Copy out each line of the material in which the word "major" appears.
Start
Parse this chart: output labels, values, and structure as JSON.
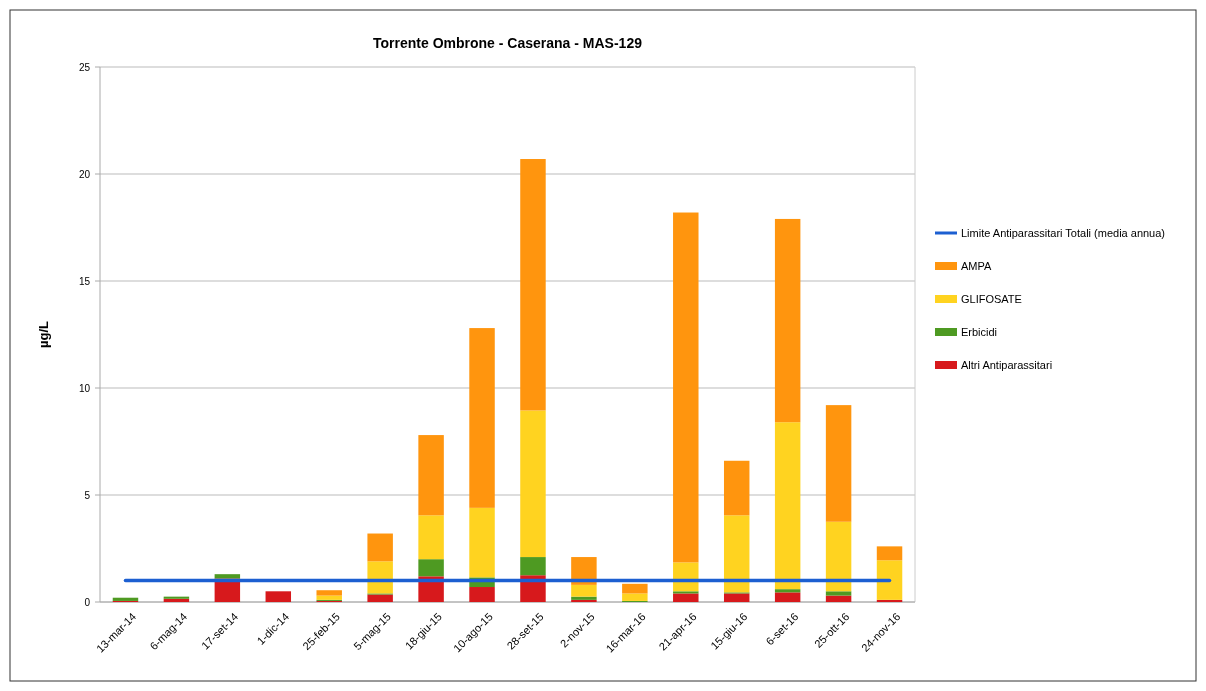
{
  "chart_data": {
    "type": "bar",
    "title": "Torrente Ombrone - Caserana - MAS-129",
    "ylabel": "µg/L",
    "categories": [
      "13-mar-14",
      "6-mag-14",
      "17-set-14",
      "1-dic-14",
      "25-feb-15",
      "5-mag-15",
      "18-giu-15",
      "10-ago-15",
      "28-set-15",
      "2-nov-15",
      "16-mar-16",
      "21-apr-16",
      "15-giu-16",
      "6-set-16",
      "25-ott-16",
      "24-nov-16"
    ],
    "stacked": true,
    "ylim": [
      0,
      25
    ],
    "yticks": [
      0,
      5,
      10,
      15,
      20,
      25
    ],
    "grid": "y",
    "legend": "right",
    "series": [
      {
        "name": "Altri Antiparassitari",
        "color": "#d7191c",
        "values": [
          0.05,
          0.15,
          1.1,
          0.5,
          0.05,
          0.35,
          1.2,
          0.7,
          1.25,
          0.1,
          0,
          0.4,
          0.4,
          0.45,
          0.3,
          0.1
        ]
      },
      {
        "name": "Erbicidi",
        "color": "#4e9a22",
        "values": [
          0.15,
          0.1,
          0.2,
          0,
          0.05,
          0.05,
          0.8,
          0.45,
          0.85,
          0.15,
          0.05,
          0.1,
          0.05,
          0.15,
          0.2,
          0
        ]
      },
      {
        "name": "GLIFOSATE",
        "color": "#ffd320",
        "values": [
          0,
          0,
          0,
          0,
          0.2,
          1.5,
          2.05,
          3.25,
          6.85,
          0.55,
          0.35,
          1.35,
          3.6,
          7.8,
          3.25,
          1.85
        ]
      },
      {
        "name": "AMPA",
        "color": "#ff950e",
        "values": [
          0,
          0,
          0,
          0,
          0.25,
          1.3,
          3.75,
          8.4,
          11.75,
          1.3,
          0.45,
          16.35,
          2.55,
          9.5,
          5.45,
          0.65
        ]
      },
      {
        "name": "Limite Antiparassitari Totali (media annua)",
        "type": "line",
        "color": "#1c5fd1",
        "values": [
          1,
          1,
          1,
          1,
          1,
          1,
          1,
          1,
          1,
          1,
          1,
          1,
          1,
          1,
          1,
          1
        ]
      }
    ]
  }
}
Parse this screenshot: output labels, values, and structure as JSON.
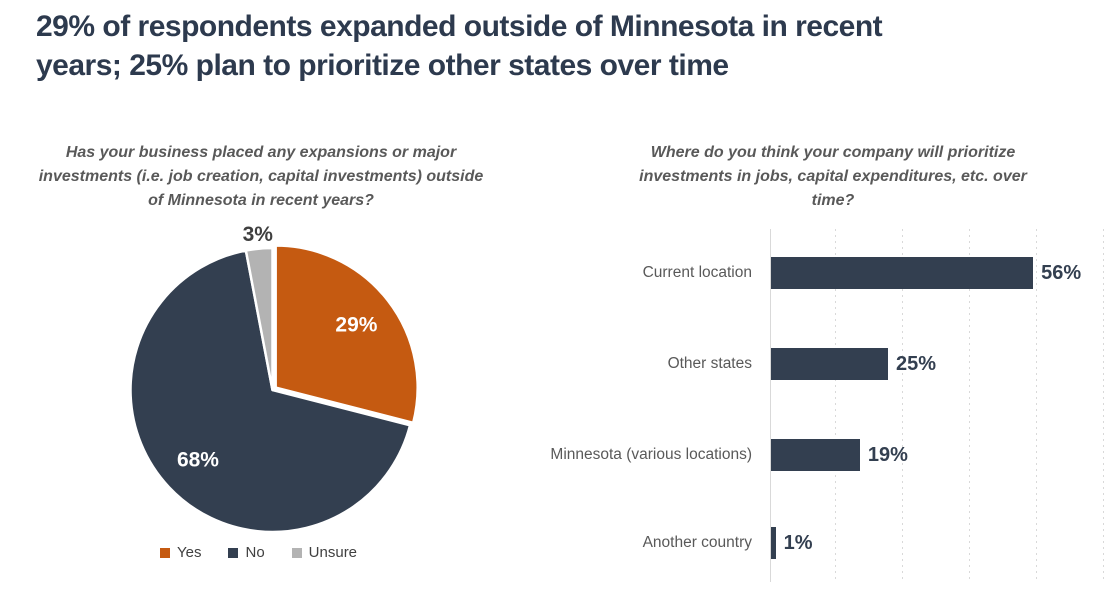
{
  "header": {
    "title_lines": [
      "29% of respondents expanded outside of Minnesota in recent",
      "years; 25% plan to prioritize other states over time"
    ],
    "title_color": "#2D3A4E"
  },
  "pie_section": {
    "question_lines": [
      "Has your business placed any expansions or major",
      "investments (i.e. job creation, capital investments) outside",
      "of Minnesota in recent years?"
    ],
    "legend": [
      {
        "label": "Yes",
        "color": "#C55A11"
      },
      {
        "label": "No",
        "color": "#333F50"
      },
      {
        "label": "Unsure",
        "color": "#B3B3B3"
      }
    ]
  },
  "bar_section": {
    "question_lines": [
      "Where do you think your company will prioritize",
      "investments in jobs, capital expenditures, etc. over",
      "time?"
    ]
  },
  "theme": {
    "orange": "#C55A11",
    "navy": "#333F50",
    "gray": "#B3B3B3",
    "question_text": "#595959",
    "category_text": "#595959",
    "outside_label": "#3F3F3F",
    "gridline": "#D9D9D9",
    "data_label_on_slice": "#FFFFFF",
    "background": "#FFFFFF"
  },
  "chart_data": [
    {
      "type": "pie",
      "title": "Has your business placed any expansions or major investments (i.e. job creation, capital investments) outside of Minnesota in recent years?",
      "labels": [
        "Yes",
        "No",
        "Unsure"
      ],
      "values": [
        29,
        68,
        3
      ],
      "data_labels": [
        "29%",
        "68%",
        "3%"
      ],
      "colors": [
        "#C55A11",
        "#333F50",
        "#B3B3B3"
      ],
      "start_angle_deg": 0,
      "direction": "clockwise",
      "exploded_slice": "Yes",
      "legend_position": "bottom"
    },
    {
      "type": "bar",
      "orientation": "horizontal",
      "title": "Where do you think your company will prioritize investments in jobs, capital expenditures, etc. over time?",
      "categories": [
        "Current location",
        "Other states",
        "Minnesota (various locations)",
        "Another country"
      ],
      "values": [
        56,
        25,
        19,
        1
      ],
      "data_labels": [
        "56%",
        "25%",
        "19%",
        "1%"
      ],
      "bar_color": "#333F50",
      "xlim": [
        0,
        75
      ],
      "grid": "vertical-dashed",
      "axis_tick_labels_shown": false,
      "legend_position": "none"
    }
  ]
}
End
**RESULT**
      "Has your business placed any expansions or major",
      "title": "Has your business placed any expansions or major investments (i.e. job creation, capital investments) outside of Minnesota in recent years?",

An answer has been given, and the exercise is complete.